### Collected data entries
───
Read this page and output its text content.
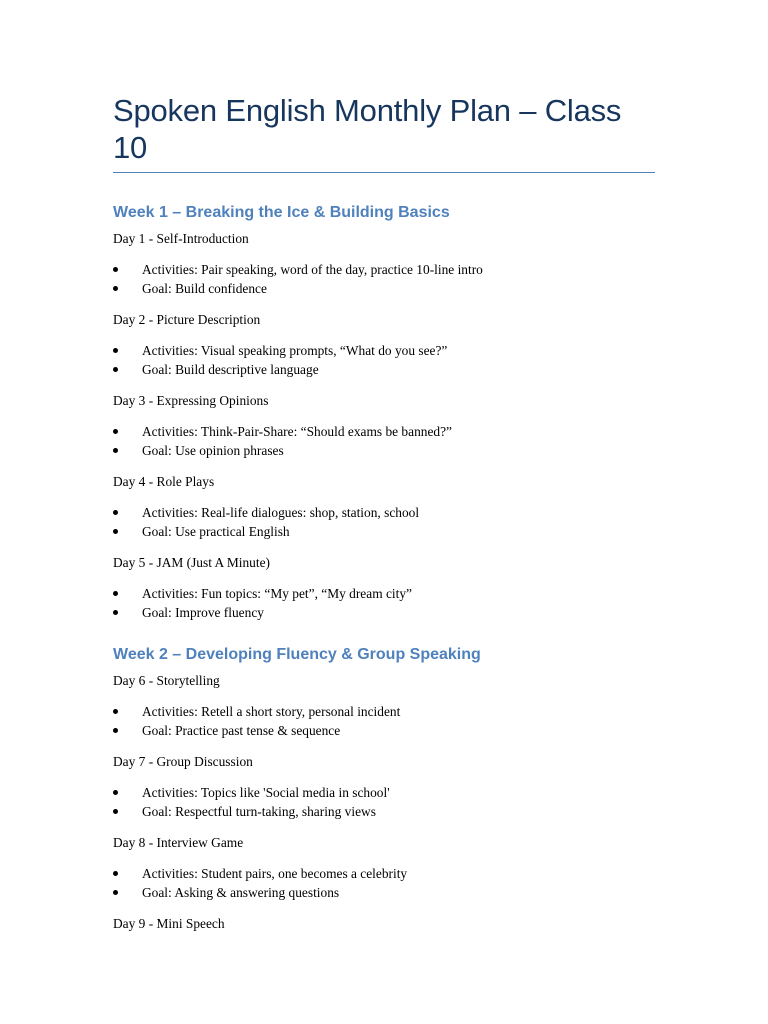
Spoken English Monthly Plan – Class 10
Week 1 – Breaking the Ice & Building Basics
Day 1 - Self-Introduction
Activities: Pair speaking, word of the day, practice 10-line intro
Goal: Build confidence
Day 2 - Picture Description
Activities: Visual speaking prompts, “What do you see?”
Goal: Build descriptive language
Day 3 - Expressing Opinions
Activities: Think-Pair-Share: “Should exams be banned?”
Goal: Use opinion phrases
Day 4 - Role Plays
Activities: Real-life dialogues: shop, station, school
Goal: Use practical English
Day 5 - JAM (Just A Minute)
Activities: Fun topics: “My pet”, “My dream city”
Goal: Improve fluency
Week 2 – Developing Fluency & Group Speaking
Day 6 - Storytelling
Activities: Retell a short story, personal incident
Goal: Practice past tense & sequence
Day 7 - Group Discussion
Activities: Topics like 'Social media in school'
Goal: Respectful turn-taking, sharing views
Day 8 - Interview Game
Activities: Student pairs, one becomes a celebrity
Goal: Asking & answering questions
Day 9 - Mini Speech
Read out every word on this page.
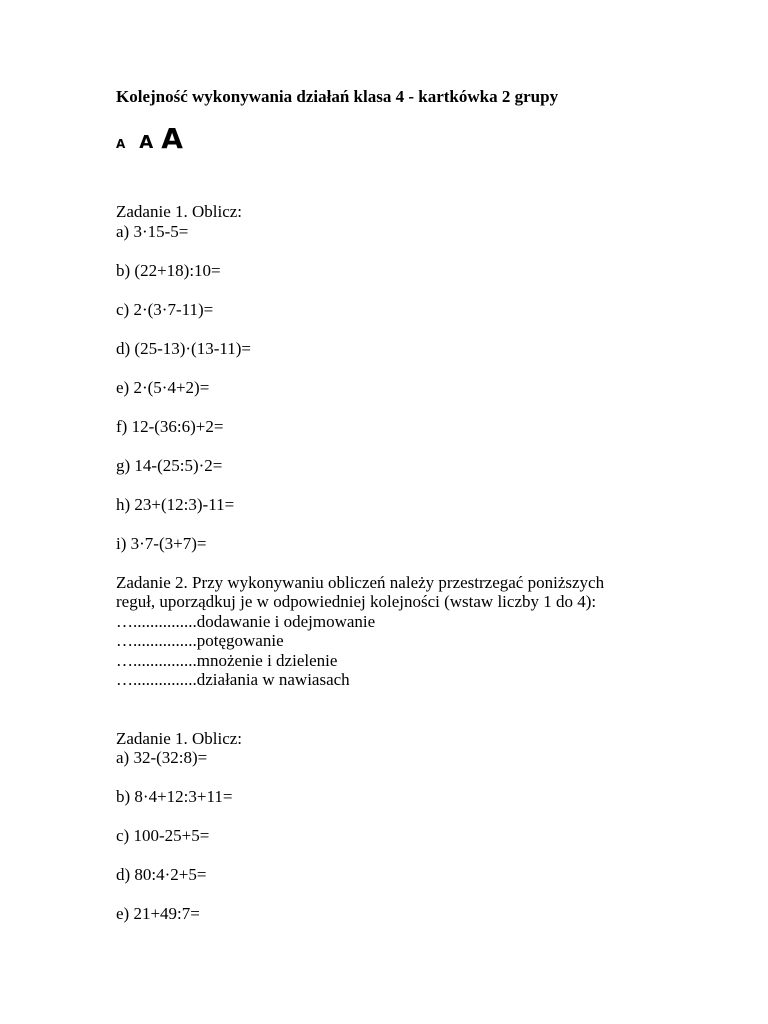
Kolejność wykonywania działań klasa 4 - kartkówka 2 grupy
A A A
Zadanie 1. Oblicz:
a) 3·15-5=
b) (22+18):10=
c) 2·(3·7-11)=
d) (25-13)·(13-11)=
e) 2·(5·4+2)=
f) 12-(36:6)+2=
g) 14-(25:5)·2=
h) 23+(12:3)-11=
i) 3·7-(3+7)=
Zadanie 2. Przy wykonywaniu obliczeń należy przestrzegać poniższych
reguł, uporządkuj je w odpowiedniej kolejności (wstaw liczby 1 do 4):
…...............dodawanie i odejmowanie
…...............potęgowanie
…...............mnożenie i dzielenie
…...............działania w nawiasach
Zadanie 1. Oblicz:
a) 32-(32:8)=
b) 8·4+12:3+11=
c) 100-25+5=
d) 80:4·2+5=
e) 21+49:7=
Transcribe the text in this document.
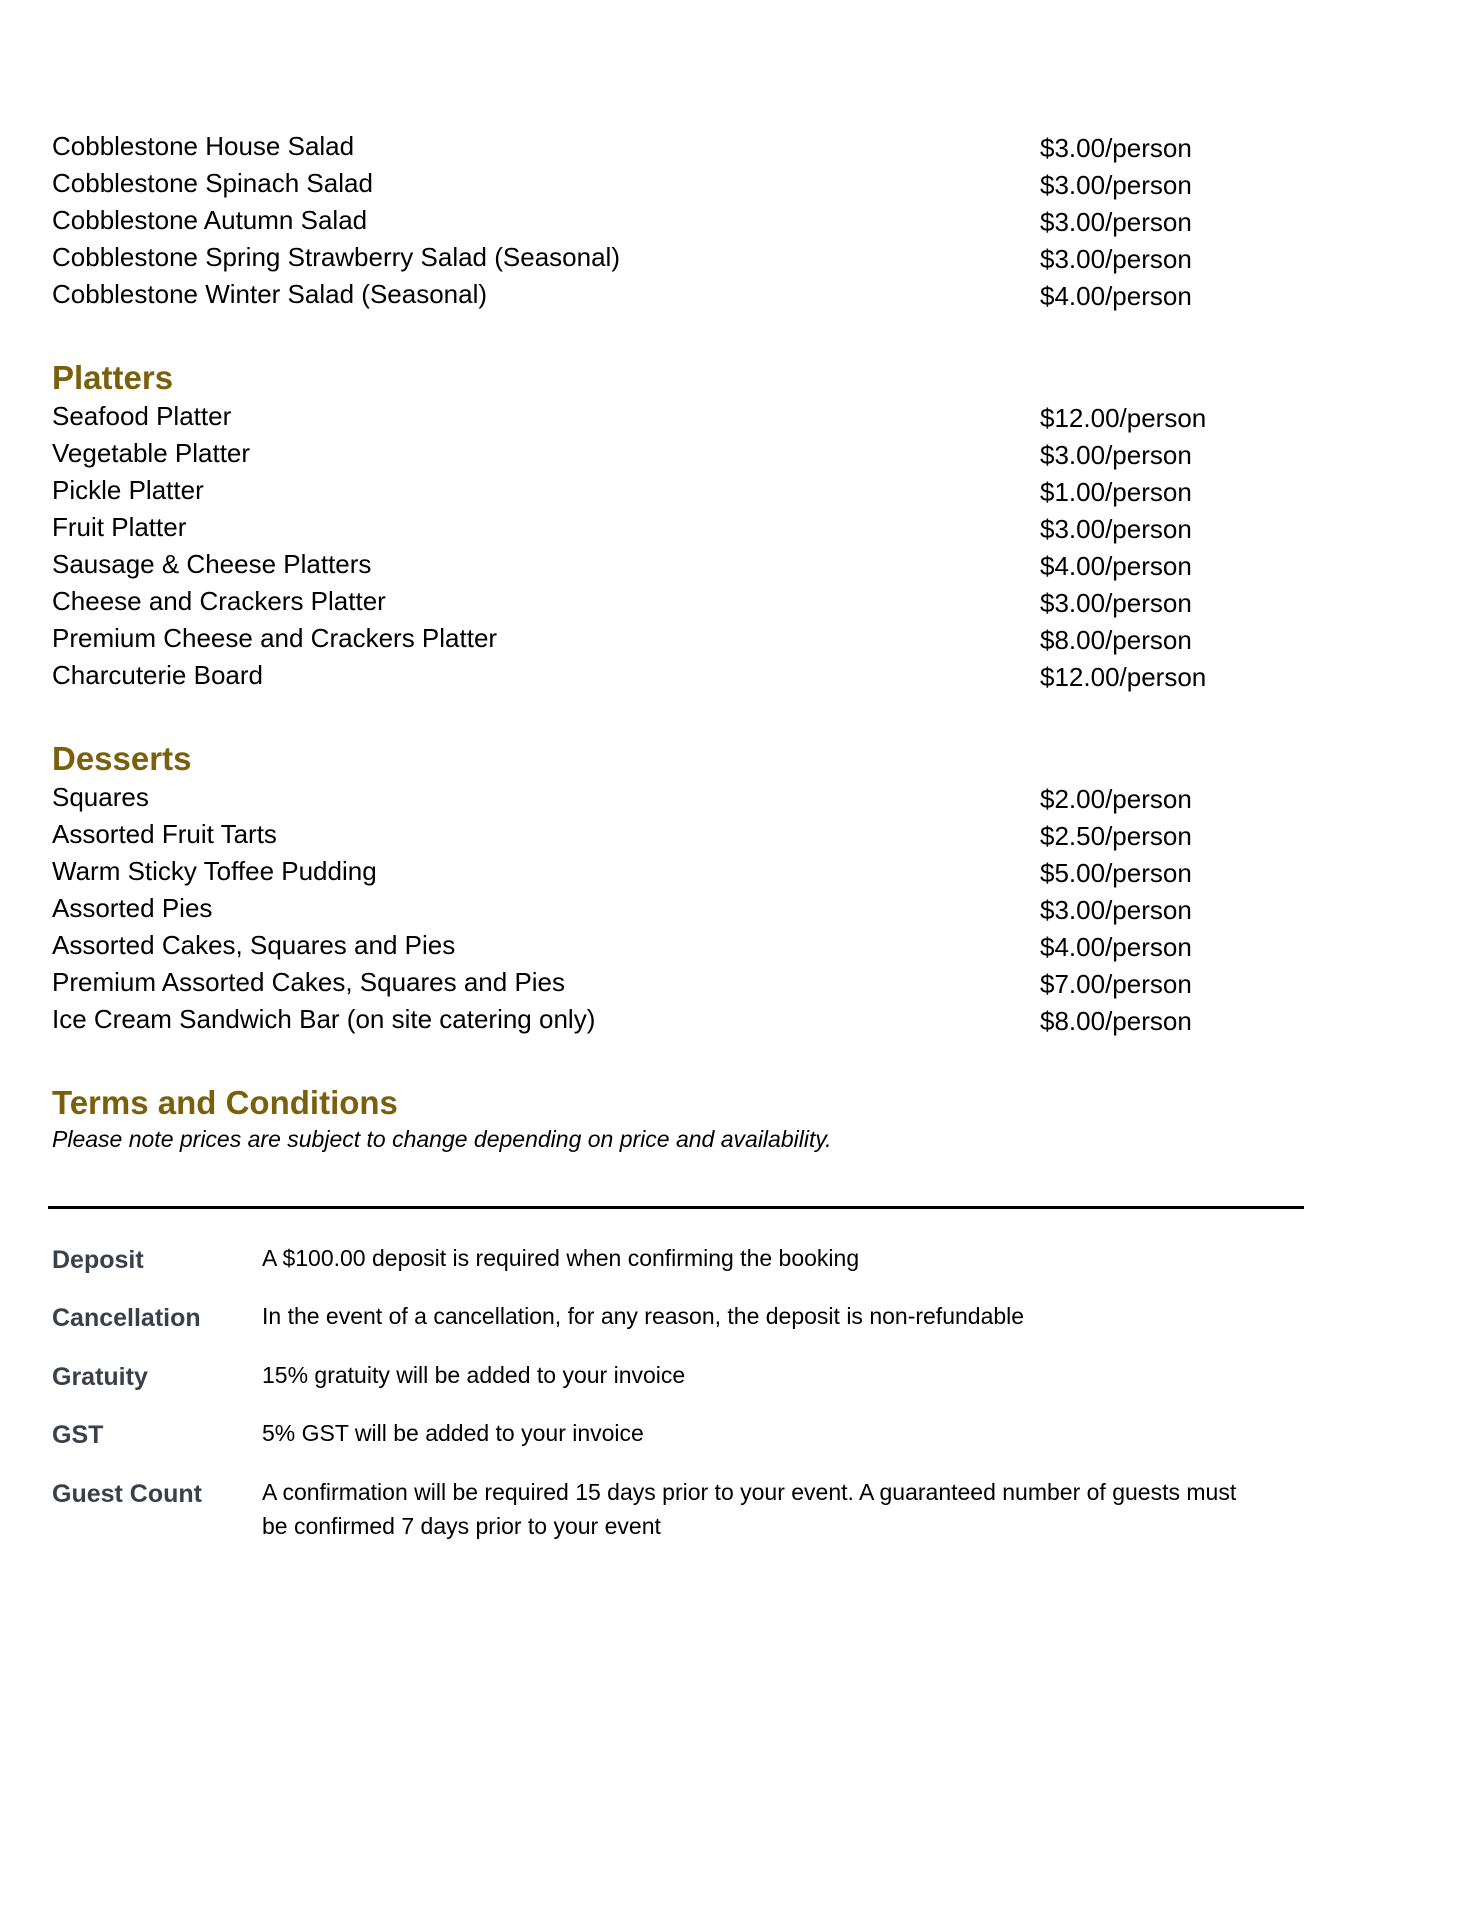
Cobblestone House Salad	$3.00/person
Cobblestone Spinach Salad	$3.00/person
Cobblestone Autumn Salad	$3.00/person
Cobblestone Spring Strawberry Salad (Seasonal)	$3.00/person
Cobblestone Winter Salad (Seasonal)	$4.00/person
Platters
Seafood Platter	$12.00/person
Vegetable Platter	$3.00/person
Pickle Platter	$1.00/person
Fruit Platter	$3.00/person
Sausage & Cheese Platters	$4.00/person
Cheese and Crackers Platter	$3.00/person
Premium Cheese and Crackers Platter	$8.00/person
Charcuterie Board	$12.00/person
Desserts
Squares	$2.00/person
Assorted Fruit Tarts	$2.50/person
Warm Sticky Toffee Pudding	$5.00/person
Assorted Pies	$3.00/person
Assorted Cakes, Squares and Pies	$4.00/person
Premium Assorted Cakes, Squares and Pies	$7.00/person
Ice Cream Sandwich Bar (on site catering only)	$8.00/person
Terms and Conditions
Please note prices are subject to change depending on price and availability.
Deposit	A $100.00 deposit is required when confirming the booking
Cancellation	In the event of a cancellation, for any reason, the deposit is non-refundable
Gratuity	15% gratuity will be added to your invoice
GST	5% GST will be added to your invoice
Guest Count	A confirmation will be required 15 days prior to your event. A guaranteed number of guests must be confirmed 7 days prior to your event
───
### SHORT PROBLEM
Look through the data and show every line containing "Fruit".

### COMPLETED TASK
Fruit Platter	$3.00/person
Assorted Fruit Tarts	$2.50/person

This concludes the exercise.